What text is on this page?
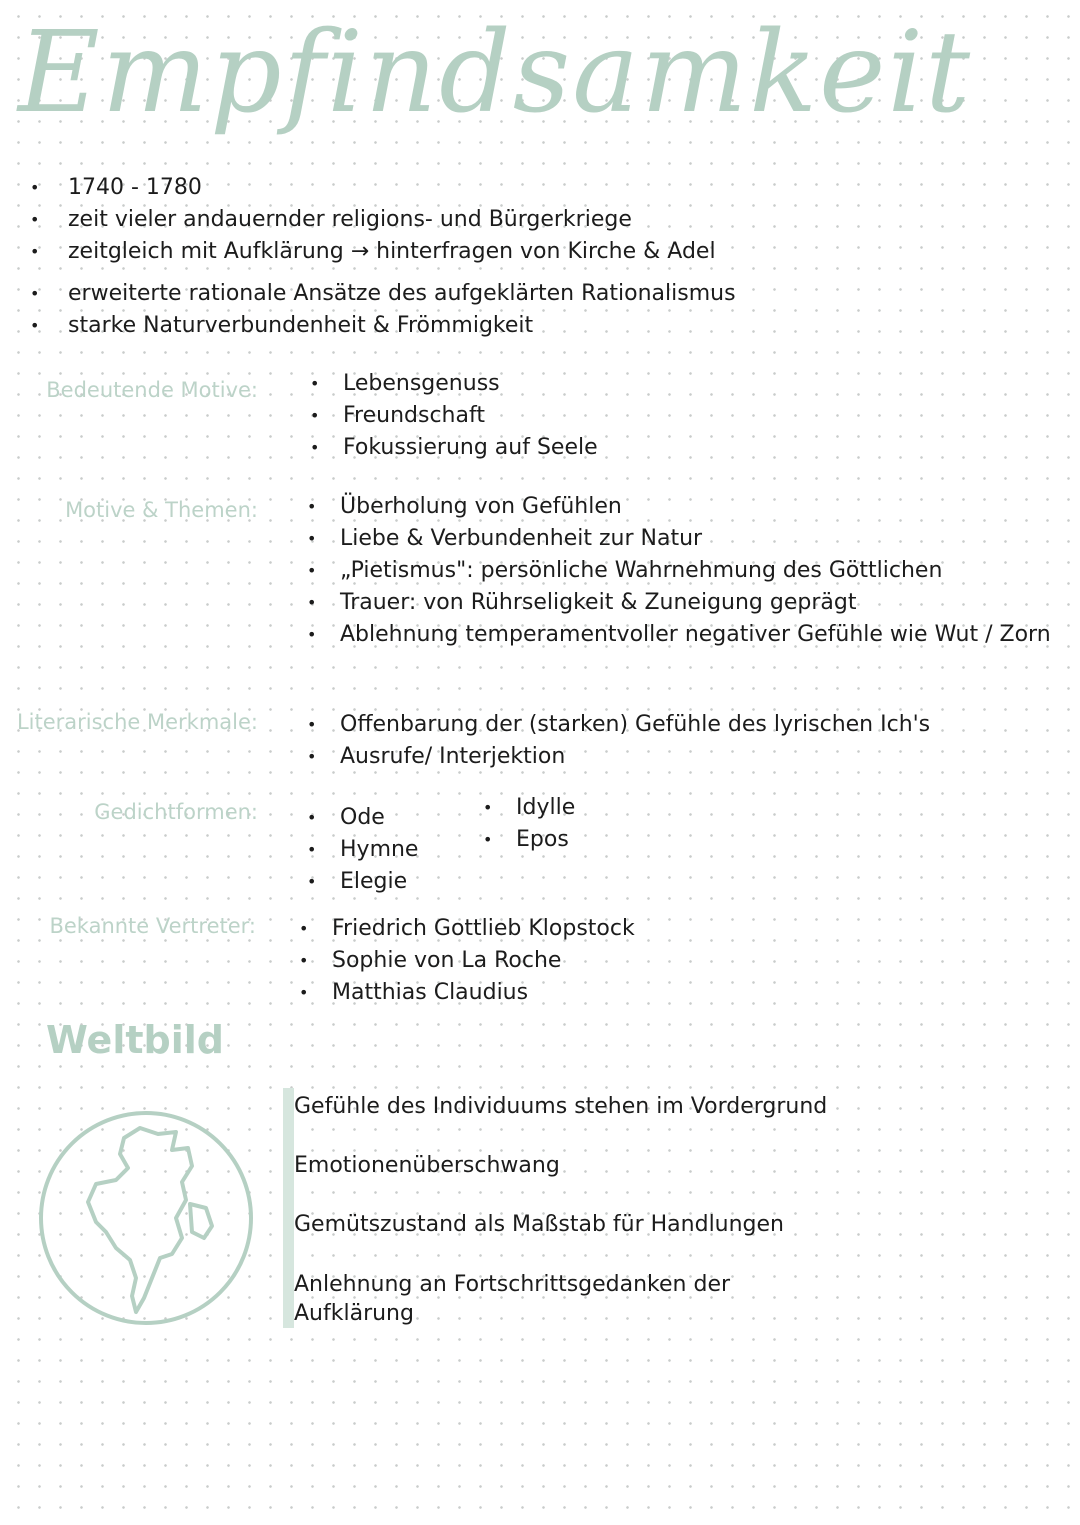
Empfindsamkeit
• 1740 - 1780
• zeit vieler andauernder religions- und Bürgerkriege
• zeitgleich mit Aufklärung → hinterfragen von Kirche & Adel
• erweiterte rationale Ansätze des aufgeklärten Rationalismus
• starke Naturverbundenheit & Frömmigkeit
Bedeutende Motive:	• Lebensgenuss
• Freundschaft
• Fokussierung auf Seele
Motive & Themen:	• Überholung von Gefühlen
• Liebe & Verbundenheit zur Natur
• „Pietismus": persönliche Wahrnehmung des Göttlichen
• Trauer: von Rührseligkeit & Zuneigung geprägt
• Ablehnung temperamentvoller negativer Gefühle wie Wut / Zorn
Literarische Merkmale:	• Offenbarung der (starken) Gefühle des lyrischen Ich's
• Ausrufe/ Interjektion
Gedichtformen:	• Ode
• Hymne
• Elegie
• Idylle
• Epos
Bekannte Vertreter:	• Friedrich Gottlieb Klopstock
• Sophie von La Roche
• Matthias Claudius
Weltbild
Gefühle des Individuums stehen im Vordergrund
Emotionenüberschwang
Gemütszustand als Maßstab für Handlungen
Anlehnung an Fortschrittsgedanken der
Aufklärung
- - -
--- DESCRIPTION OF THE TASK ---
Using the entries above, return each line that includes the word "Motive".

--- FULL OUTPUT ---
Bedeutende Motive:	• Lebensgenuss
Motive & Themen:	• Überholung von Gefühlen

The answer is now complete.